## BEGIN
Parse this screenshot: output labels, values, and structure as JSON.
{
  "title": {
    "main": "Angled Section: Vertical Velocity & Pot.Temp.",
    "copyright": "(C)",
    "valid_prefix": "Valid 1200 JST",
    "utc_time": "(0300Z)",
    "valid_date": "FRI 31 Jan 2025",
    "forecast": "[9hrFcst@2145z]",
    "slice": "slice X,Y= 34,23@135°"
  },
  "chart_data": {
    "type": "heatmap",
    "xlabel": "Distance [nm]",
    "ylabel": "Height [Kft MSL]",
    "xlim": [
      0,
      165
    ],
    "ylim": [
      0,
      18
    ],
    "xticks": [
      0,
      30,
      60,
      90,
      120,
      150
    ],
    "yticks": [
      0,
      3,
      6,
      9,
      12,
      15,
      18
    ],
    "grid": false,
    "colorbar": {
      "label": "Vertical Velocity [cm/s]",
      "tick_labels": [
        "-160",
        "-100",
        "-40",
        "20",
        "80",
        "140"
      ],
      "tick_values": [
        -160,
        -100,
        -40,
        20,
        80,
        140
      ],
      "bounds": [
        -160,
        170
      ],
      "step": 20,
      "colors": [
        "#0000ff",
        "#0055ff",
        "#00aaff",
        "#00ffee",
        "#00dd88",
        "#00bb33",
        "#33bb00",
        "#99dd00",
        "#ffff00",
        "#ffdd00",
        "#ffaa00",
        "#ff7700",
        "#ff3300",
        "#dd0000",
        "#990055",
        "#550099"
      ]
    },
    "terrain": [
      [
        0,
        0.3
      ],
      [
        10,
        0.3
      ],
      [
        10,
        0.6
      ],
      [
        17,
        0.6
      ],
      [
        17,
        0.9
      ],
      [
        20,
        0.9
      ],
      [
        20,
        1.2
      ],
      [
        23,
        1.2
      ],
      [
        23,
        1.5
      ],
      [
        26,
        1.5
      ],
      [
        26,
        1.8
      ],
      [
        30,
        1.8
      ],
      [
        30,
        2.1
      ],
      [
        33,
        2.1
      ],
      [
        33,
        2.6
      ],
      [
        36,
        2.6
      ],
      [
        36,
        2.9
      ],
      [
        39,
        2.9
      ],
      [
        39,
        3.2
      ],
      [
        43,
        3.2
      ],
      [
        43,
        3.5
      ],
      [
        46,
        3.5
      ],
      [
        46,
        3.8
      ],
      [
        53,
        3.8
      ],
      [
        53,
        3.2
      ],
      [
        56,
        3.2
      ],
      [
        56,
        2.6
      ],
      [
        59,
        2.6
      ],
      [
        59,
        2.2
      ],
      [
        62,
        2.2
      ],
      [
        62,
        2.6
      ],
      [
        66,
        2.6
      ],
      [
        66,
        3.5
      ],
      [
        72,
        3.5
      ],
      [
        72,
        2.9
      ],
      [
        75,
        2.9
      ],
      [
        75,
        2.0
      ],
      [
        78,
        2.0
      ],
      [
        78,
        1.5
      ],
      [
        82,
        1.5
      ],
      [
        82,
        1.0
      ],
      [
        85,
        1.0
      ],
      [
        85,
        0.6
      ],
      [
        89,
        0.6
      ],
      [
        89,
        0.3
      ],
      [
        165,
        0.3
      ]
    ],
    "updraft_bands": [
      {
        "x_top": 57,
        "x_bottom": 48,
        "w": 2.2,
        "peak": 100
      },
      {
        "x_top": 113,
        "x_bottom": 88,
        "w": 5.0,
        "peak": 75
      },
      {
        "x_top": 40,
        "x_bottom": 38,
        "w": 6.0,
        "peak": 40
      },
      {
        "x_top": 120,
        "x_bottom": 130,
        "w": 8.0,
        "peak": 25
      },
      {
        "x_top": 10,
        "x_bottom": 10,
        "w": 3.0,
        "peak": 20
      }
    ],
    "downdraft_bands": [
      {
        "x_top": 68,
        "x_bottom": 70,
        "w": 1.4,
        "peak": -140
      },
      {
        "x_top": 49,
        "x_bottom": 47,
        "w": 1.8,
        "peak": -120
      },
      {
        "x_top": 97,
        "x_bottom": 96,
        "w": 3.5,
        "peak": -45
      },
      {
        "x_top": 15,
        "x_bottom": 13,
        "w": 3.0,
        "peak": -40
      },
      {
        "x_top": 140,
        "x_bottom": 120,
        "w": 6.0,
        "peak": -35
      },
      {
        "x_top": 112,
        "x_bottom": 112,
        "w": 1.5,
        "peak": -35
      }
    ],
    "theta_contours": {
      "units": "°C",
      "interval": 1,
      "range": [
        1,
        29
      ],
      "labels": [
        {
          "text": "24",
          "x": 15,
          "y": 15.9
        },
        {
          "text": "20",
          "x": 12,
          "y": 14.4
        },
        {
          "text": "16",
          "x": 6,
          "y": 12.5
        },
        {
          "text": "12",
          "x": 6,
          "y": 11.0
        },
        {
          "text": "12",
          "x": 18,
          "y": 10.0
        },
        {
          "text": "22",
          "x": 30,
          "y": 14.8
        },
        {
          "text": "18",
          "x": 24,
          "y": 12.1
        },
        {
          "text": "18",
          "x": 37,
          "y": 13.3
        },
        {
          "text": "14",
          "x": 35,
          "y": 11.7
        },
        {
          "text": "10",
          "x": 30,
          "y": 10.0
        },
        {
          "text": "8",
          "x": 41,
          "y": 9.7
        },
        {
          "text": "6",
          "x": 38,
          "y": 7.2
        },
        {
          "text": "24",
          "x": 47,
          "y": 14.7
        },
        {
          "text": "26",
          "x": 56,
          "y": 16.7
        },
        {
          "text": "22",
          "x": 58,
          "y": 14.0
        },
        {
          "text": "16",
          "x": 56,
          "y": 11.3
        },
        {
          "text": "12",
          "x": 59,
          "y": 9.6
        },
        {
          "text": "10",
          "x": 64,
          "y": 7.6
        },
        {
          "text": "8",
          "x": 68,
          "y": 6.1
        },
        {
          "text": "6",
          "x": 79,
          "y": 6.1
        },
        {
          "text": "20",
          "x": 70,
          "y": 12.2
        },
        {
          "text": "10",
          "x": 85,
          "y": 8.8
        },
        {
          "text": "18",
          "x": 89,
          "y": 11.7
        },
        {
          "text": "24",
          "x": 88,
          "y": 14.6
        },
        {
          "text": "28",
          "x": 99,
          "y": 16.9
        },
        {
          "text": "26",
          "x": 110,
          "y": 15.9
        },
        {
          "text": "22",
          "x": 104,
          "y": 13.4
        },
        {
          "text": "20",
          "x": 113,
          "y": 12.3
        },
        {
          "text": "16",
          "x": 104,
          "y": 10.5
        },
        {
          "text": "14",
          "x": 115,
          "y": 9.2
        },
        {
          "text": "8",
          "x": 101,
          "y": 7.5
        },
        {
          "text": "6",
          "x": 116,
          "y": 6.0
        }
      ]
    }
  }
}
## END
[STATED TASK]
Above are the records; retype them all without a single difference.

[CORRECT RESPONSE]
Parse this screenshot: output labels, values, and structure as JSON.
{
  "title": {
    "main": "Angled Section: Vertical Velocity & Pot.Temp.",
    "copyright": "(C)",
    "valid_prefix": "Valid 1200 JST",
    "utc_time": "(0300Z)",
    "valid_date": "FRI 31 Jan 2025",
    "forecast": "[9hrFcst@2145z]",
    "slice": "slice X,Y= 34,23@135°"
  },
  "chart_data": {
    "type": "heatmap",
    "xlabel": "Distance [nm]",
    "ylabel": "Height [Kft MSL]",
    "xlim": [
      0,
      165
    ],
    "ylim": [
      0,
      18
    ],
    "xticks": [
      0,
      30,
      60,
      90,
      120,
      150
    ],
    "yticks": [
      0,
      3,
      6,
      9,
      12,
      15,
      18
    ],
    "grid": false,
    "colorbar": {
      "label": "Vertical Velocity [cm/s]",
      "tick_labels": [
        "-160",
        "-100",
        "-40",
        "20",
        "80",
        "140"
      ],
      "tick_values": [
        -160,
        -100,
        -40,
        20,
        80,
        140
      ],
      "bounds": [
        -160,
        170
      ],
      "step": 20,
      "colors": [
        "#0000ff",
        "#0055ff",
        "#00aaff",
        "#00ffee",
        "#00dd88",
        "#00bb33",
        "#33bb00",
        "#99dd00",
        "#ffff00",
        "#ffdd00",
        "#ffaa00",
        "#ff7700",
        "#ff3300",
        "#dd0000",
        "#990055",
        "#550099"
      ]
    },
    "terrain": [
      [
        0,
        0.3
      ],
      [
        10,
        0.3
      ],
      [
        10,
        0.6
      ],
      [
        17,
        0.6
      ],
      [
        17,
        0.9
      ],
      [
        20,
        0.9
      ],
      [
        20,
        1.2
      ],
      [
        23,
        1.2
      ],
      [
        23,
        1.5
      ],
      [
        26,
        1.5
      ],
      [
        26,
        1.8
      ],
      [
        30,
        1.8
      ],
      [
        30,
        2.1
      ],
      [
        33,
        2.1
      ],
      [
        33,
        2.6
      ],
      [
        36,
        2.6
      ],
      [
        36,
        2.9
      ],
      [
        39,
        2.9
      ],
      [
        39,
        3.2
      ],
      [
        43,
        3.2
      ],
      [
        43,
        3.5
      ],
      [
        46,
        3.5
      ],
      [
        46,
        3.8
      ],
      [
        53,
        3.8
      ],
      [
        53,
        3.2
      ],
      [
        56,
        3.2
      ],
      [
        56,
        2.6
      ],
      [
        59,
        2.6
      ],
      [
        59,
        2.2
      ],
      [
        62,
        2.2
      ],
      [
        62,
        2.6
      ],
      [
        66,
        2.6
      ],
      [
        66,
        3.5
      ],
      [
        72,
        3.5
      ],
      [
        72,
        2.9
      ],
      [
        75,
        2.9
      ],
      [
        75,
        2.0
      ],
      [
        78,
        2.0
      ],
      [
        78,
        1.5
      ],
      [
        82,
        1.5
      ],
      [
        82,
        1.0
      ],
      [
        85,
        1.0
      ],
      [
        85,
        0.6
      ],
      [
        89,
        0.6
      ],
      [
        89,
        0.3
      ],
      [
        165,
        0.3
      ]
    ],
    "updraft_bands": [
      {
        "x_top": 57,
        "x_bottom": 48,
        "w": 2.2,
        "peak": 100
      },
      {
        "x_top": 113,
        "x_bottom": 88,
        "w": 5.0,
        "peak": 75
      },
      {
        "x_top": 40,
        "x_bottom": 38,
        "w": 6.0,
        "peak": 40
      },
      {
        "x_top": 120,
        "x_bottom": 130,
        "w": 8.0,
        "peak": 25
      },
      {
        "x_top": 10,
        "x_bottom": 10,
        "w": 3.0,
        "peak": 20
      }
    ],
    "downdraft_bands": [
      {
        "x_top": 68,
        "x_bottom": 70,
        "w": 1.4,
        "peak": -140
      },
      {
        "x_top": 49,
        "x_bottom": 47,
        "w": 1.8,
        "peak": -120
      },
      {
        "x_top": 97,
        "x_bottom": 96,
        "w": 3.5,
        "peak": -45
      },
      {
        "x_top": 15,
        "x_bottom": 13,
        "w": 3.0,
        "peak": -40
      },
      {
        "x_top": 140,
        "x_bottom": 120,
        "w": 6.0,
        "peak": -35
      },
      {
        "x_top": 112,
        "x_bottom": 112,
        "w": 1.5,
        "peak": -35
      }
    ],
    "theta_contours": {
      "units": "°C",
      "interval": 1,
      "range": [
        1,
        29
      ],
      "labels": [
        {
          "text": "24",
          "x": 15,
          "y": 15.9
        },
        {
          "text": "20",
          "x": 12,
          "y": 14.4
        },
        {
          "text": "16",
          "x": 6,
          "y": 12.5
        },
        {
          "text": "12",
          "x": 6,
          "y": 11.0
        },
        {
          "text": "12",
          "x": 18,
          "y": 10.0
        },
        {
          "text": "22",
          "x": 30,
          "y": 14.8
        },
        {
          "text": "18",
          "x": 24,
          "y": 12.1
        },
        {
          "text": "18",
          "x": 37,
          "y": 13.3
        },
        {
          "text": "14",
          "x": 35,
          "y": 11.7
        },
        {
          "text": "10",
          "x": 30,
          "y": 10.0
        },
        {
          "text": "8",
          "x": 41,
          "y": 9.7
        },
        {
          "text": "6",
          "x": 38,
          "y": 7.2
        },
        {
          "text": "24",
          "x": 47,
          "y": 14.7
        },
        {
          "text": "26",
          "x": 56,
          "y": 16.7
        },
        {
          "text": "22",
          "x": 58,
          "y": 14.0
        },
        {
          "text": "16",
          "x": 56,
          "y": 11.3
        },
        {
          "text": "12",
          "x": 59,
          "y": 9.6
        },
        {
          "text": "10",
          "x": 64,
          "y": 7.6
        },
        {
          "text": "8",
          "x": 68,
          "y": 6.1
        },
        {
          "text": "6",
          "x": 79,
          "y": 6.1
        },
        {
          "text": "20",
          "x": 70,
          "y": 12.2
        },
        {
          "text": "10",
          "x": 85,
          "y": 8.8
        },
        {
          "text": "18",
          "x": 89,
          "y": 11.7
        },
        {
          "text": "24",
          "x": 88,
          "y": 14.6
        },
        {
          "text": "28",
          "x": 99,
          "y": 16.9
        },
        {
          "text": "26",
          "x": 110,
          "y": 15.9
        },
        {
          "text": "22",
          "x": 104,
          "y": 13.4
        },
        {
          "text": "20",
          "x": 113,
          "y": 12.3
        },
        {
          "text": "16",
          "x": 104,
          "y": 10.5
        },
        {
          "text": "14",
          "x": 115,
          "y": 9.2
        },
        {
          "text": "8",
          "x": 101,
          "y": 7.5
        },
        {
          "text": "6",
          "x": 116,
          "y": 6.0
        }
      ]
    }
  }
}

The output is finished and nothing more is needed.